• [Exercise aim]
Pick up the article on Creston Municipal Airport after its final sentence and carry it forward in the same formal register.

• [Excerpt]
- IATA: CSQ; ICAO: KCSQ; FAA LID: CSQ;

Summary
- Airport type: Public
- Owner: City of Creston
- Serves: Creston, Iowa
- Elevation AMSL: 1,300 ft (400 m)
- Coordinates: 41°01′17″N 094°21′48″W﻿ / ﻿41.02139°N 94.36333°W
- Website: www.CrestonIowa.gov/...

Map
- CSQ Location of airport in Iowa/United StatesCSQCSQ (the United States)

Runways
| Direction | Length |  | Surface |
| ft | m |
| 16/34 | 4,901 | 1,494 | Asphalt |
| 4/22 | 1,692 | 516 | Turf |

Statistics (2010)
- Aircraft operations: 4,500
- Based aircraft: 17
- Source: Federal Aviation Administration

= Creston Municipal Airport =

Creston Municipal Airport is a city-owned public-use airport located three nautical miles (6 km) south of the central business district of Creston, a city in Union County, Iowa, United States. It is included in the National Plan of Integrated Airport Systems for 2011–2015, which categorized it as a general aviation facility.

• [Study material]
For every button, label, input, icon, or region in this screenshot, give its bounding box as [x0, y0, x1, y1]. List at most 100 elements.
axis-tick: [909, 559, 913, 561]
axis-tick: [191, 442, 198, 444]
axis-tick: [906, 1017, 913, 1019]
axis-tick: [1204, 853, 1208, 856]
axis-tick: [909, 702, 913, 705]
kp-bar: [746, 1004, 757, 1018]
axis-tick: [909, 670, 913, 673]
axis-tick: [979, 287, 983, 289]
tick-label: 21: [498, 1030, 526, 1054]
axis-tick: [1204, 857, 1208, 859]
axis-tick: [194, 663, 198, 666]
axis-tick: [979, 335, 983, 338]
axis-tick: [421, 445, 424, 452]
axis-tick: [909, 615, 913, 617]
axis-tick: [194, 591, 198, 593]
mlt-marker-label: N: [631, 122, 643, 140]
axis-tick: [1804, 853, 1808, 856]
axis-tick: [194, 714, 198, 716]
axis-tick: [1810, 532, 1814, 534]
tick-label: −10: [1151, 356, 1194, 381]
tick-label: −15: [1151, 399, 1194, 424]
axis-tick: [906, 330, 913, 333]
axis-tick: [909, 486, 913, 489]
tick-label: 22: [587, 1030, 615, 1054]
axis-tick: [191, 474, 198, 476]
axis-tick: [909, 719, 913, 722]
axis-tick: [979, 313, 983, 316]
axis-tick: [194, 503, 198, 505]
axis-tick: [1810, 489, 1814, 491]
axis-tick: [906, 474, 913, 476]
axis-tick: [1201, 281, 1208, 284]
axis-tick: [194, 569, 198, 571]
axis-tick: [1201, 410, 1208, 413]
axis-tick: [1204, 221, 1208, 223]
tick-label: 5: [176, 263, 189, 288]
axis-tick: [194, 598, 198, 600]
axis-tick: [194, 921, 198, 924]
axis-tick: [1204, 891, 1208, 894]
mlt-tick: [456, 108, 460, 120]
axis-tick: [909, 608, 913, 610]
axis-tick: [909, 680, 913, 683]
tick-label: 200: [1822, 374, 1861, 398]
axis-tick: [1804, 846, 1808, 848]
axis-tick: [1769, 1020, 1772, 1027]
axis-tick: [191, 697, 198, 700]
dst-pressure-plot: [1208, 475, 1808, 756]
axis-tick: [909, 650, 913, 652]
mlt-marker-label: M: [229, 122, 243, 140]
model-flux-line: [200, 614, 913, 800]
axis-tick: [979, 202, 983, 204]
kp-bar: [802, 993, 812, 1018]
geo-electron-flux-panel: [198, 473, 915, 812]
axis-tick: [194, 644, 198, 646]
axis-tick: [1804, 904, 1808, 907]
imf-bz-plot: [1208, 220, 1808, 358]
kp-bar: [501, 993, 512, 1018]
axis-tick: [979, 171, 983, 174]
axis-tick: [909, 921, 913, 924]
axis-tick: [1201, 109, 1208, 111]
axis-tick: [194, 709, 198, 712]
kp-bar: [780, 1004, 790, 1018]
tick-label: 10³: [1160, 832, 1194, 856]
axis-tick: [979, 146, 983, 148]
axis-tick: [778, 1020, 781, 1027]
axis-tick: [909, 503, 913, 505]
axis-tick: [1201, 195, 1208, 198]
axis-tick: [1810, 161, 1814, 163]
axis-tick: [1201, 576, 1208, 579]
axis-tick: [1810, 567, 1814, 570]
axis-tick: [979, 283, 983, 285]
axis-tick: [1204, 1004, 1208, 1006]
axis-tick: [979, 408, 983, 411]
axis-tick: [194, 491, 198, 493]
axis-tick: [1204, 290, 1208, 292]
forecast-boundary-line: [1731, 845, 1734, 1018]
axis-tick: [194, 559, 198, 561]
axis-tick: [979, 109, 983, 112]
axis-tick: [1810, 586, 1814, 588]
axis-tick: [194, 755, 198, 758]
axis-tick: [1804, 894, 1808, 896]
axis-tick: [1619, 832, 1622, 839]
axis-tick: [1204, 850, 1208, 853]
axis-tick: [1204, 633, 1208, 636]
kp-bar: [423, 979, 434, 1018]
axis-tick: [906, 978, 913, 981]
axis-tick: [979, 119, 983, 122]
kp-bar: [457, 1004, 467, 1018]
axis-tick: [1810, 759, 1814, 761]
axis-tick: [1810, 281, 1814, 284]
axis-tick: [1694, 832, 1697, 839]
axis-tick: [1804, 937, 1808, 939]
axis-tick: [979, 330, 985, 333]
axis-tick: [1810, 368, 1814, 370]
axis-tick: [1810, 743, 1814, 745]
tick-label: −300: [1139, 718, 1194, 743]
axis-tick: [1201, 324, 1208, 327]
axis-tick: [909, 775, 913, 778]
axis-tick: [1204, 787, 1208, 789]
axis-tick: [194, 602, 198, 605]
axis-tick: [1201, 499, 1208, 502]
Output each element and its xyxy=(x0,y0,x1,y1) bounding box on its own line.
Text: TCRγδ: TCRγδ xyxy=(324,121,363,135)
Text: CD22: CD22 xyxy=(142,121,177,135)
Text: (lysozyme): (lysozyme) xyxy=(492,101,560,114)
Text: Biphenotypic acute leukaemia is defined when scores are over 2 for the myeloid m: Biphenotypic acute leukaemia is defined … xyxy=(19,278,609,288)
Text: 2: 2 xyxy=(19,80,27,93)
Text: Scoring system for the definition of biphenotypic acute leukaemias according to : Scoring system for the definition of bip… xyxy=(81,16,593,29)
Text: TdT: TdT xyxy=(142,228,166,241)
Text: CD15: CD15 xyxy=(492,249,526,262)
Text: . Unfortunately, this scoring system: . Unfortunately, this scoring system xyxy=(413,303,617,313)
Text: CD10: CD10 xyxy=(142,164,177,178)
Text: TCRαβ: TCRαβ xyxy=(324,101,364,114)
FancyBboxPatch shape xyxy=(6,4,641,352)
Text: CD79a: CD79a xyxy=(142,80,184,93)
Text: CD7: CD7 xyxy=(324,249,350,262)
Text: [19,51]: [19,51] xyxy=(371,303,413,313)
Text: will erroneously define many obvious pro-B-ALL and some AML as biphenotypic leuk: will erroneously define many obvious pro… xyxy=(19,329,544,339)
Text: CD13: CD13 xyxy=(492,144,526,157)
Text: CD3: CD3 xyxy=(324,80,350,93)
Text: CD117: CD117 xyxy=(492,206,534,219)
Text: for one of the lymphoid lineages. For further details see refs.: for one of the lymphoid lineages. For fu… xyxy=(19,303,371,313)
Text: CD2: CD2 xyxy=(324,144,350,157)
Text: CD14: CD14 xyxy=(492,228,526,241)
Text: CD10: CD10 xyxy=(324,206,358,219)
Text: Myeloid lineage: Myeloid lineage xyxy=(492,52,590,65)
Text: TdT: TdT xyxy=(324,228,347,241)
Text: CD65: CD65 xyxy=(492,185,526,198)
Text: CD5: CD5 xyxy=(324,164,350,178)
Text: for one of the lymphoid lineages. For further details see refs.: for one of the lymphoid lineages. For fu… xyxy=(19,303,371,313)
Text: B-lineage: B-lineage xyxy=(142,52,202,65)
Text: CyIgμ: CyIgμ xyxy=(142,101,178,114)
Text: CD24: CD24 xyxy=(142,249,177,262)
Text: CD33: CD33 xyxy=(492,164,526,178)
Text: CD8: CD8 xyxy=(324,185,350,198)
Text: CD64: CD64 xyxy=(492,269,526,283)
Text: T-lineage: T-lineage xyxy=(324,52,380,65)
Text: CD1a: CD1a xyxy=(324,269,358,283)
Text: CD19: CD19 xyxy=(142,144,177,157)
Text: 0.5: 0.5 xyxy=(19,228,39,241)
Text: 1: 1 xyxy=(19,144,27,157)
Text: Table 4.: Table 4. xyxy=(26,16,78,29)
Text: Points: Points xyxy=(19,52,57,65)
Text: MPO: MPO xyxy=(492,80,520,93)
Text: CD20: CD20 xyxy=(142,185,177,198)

• [Response]
== Facilities and aircraft ==
Creston Municipal Airport covers an area of 360 acres (146 ha) at an elevation of 1,300 feet (396 m) above mean sea level. It has two runways: 16/34 is 4,901 by 75 feet (1,494 x 23 m) with an asphalt surface and 4/22 is 1,692 by 100 feet (516 x 30 m) with a turf surface.

For the 12-month period ending September 16, 2010, the airport had 4,500 general aviation aircraft operations, an average of 12 per day. At that time there were 17 aircraft based at this airport: 94% single-engine and 6% ultralight.